━━━━━ DATA SECTION ━━━━━

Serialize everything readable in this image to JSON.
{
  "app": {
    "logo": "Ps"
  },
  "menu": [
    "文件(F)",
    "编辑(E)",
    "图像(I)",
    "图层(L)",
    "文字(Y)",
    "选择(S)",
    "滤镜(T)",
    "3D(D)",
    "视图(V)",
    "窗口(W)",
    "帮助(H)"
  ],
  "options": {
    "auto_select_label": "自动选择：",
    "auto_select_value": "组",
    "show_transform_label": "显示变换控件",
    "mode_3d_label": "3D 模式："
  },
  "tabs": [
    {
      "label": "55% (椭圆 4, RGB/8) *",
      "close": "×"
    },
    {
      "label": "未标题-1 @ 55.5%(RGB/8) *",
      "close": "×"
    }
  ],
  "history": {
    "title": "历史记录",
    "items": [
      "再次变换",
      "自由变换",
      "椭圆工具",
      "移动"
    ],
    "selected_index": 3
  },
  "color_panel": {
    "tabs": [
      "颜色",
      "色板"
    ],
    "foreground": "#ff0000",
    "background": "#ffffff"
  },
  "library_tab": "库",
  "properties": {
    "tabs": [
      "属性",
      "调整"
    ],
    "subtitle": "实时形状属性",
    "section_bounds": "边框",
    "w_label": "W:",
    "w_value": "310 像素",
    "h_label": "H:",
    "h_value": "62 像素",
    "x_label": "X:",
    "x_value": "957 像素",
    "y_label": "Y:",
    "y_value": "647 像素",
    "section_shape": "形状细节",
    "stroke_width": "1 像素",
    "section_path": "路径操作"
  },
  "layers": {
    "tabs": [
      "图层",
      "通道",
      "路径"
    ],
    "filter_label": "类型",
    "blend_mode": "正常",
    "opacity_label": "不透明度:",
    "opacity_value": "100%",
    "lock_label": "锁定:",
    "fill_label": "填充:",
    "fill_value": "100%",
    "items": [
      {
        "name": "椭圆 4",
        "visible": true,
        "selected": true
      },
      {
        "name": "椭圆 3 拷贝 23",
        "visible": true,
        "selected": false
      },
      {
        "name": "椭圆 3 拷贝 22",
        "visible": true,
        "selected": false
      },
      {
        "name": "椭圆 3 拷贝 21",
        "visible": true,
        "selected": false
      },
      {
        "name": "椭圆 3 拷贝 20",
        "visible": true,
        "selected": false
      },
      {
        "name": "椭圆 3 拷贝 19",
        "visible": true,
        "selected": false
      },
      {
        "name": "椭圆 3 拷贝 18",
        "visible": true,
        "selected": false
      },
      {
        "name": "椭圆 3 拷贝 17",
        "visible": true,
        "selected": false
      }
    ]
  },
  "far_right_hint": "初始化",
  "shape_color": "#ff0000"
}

━━━━━

Using the material above, print every entry exactly as written.

Serialize everything readable in this image to JSON.
{
  "app": {
    "logo": "Ps"
  },
  "menu": [
    "文件(F)",
    "编辑(E)",
    "图像(I)",
    "图层(L)",
    "文字(Y)",
    "选择(S)",
    "滤镜(T)",
    "3D(D)",
    "视图(V)",
    "窗口(W)",
    "帮助(H)"
  ],
  "options": {
    "auto_select_label": "自动选择：",
    "auto_select_value": "组",
    "show_transform_label": "显示变换控件",
    "mode_3d_label": "3D 模式："
  },
  "tabs": [
    {
      "label": "55% (椭圆 4, RGB/8) *",
      "close": "×"
    },
    {
      "label": "未标题-1 @ 55.5%(RGB/8) *",
      "close": "×"
    }
  ],
  "history": {
    "title": "历史记录",
    "items": [
      "再次变换",
      "自由变换",
      "椭圆工具",
      "移动"
    ],
    "selected_index": 3
  },
  "color_panel": {
    "tabs": [
      "颜色",
      "色板"
    ],
    "foreground": "#ff0000",
    "background": "#ffffff"
  },
  "library_tab": "库",
  "properties": {
    "tabs": [
      "属性",
      "调整"
    ],
    "subtitle": "实时形状属性",
    "section_bounds": "边框",
    "w_label": "W:",
    "w_value": "310 像素",
    "h_label": "H:",
    "h_value": "62 像素",
    "x_label": "X:",
    "x_value": "957 像素",
    "y_label": "Y:",
    "y_value": "647 像素",
    "section_shape": "形状细节",
    "stroke_width": "1 像素",
    "section_path": "路径操作"
  },
  "layers": {
    "tabs": [
      "图层",
      "通道",
      "路径"
    ],
    "filter_label": "类型",
    "blend_mode": "正常",
    "opacity_label": "不透明度:",
    "opacity_value": "100%",
    "lock_label": "锁定:",
    "fill_label": "填充:",
    "fill_value": "100%",
    "items": [
      {
        "name": "椭圆 4",
        "visible": true,
        "selected": true
      },
      {
        "name": "椭圆 3 拷贝 23",
        "visible": true,
        "selected": false
      },
      {
        "name": "椭圆 3 拷贝 22",
        "visible": true,
        "selected": false
      },
      {
        "name": "椭圆 3 拷贝 21",
        "visible": true,
        "selected": false
      },
      {
        "name": "椭圆 3 拷贝 20",
        "visible": true,
        "selected": false
      },
      {
        "name": "椭圆 3 拷贝 19",
        "visible": true,
        "selected": false
      },
      {
        "name": "椭圆 3 拷贝 18",
        "visible": true,
        "selected": false
      },
      {
        "name": "椭圆 3 拷贝 17",
        "visible": true,
        "selected": false
      }
    ]
  },
  "far_right_hint": "初始化",
  "shape_color": "#ff0000"
}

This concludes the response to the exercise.